Extract the records below word for word and ignore the images.
** Begin Extracted material **
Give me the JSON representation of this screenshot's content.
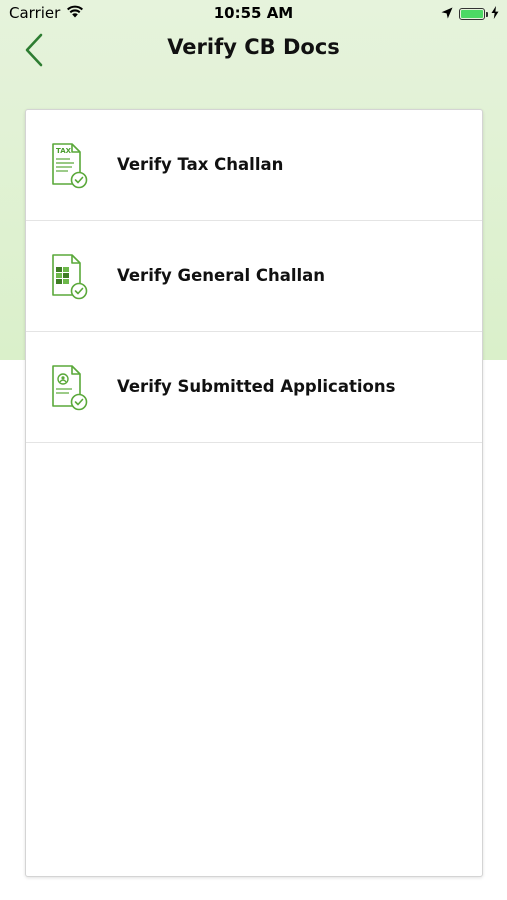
{
  "status_bar": {
    "carrier": "Carrier",
    "time": "10:55 AM",
    "battery_level": 1.0,
    "wifi_icon": "wifi-icon",
    "location_icon": "location-arrow-icon",
    "charging_icon": "bolt-icon"
  },
  "nav": {
    "title": "Verify CB Docs",
    "back_icon": "chevron-left-icon"
  },
  "menu": {
    "items": [
      {
        "label": "Verify Tax Challan",
        "icon": "tax-document-check-icon",
        "icon_text": "TAX"
      },
      {
        "label": "Verify General Challan",
        "icon": "general-document-check-icon"
      },
      {
        "label": "Verify Submitted Applications",
        "icon": "application-document-check-icon"
      }
    ]
  },
  "colors": {
    "accent": "#4a9d2e",
    "header_bg": "#e2f2d6",
    "back_arrow": "#2e7d32"
  }
}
** End Extracted material **
• **Result for this task**:
Give me the JSON representation of this screenshot's content.
{
  "status_bar": {
    "carrier": "Carrier",
    "time": "10:55 AM",
    "battery_level": 1.0,
    "wifi_icon": "wifi-icon",
    "location_icon": "location-arrow-icon",
    "charging_icon": "bolt-icon"
  },
  "nav": {
    "title": "Verify CB Docs",
    "back_icon": "chevron-left-icon"
  },
  "menu": {
    "items": [
      {
        "label": "Verify Tax Challan",
        "icon": "tax-document-check-icon",
        "icon_text": "TAX"
      },
      {
        "label": "Verify General Challan",
        "icon": "general-document-check-icon"
      },
      {
        "label": "Verify Submitted Applications",
        "icon": "application-document-check-icon"
      }
    ]
  },
  "colors": {
    "accent": "#4a9d2e",
    "header_bg": "#e2f2d6",
    "back_arrow": "#2e7d32"
  }
}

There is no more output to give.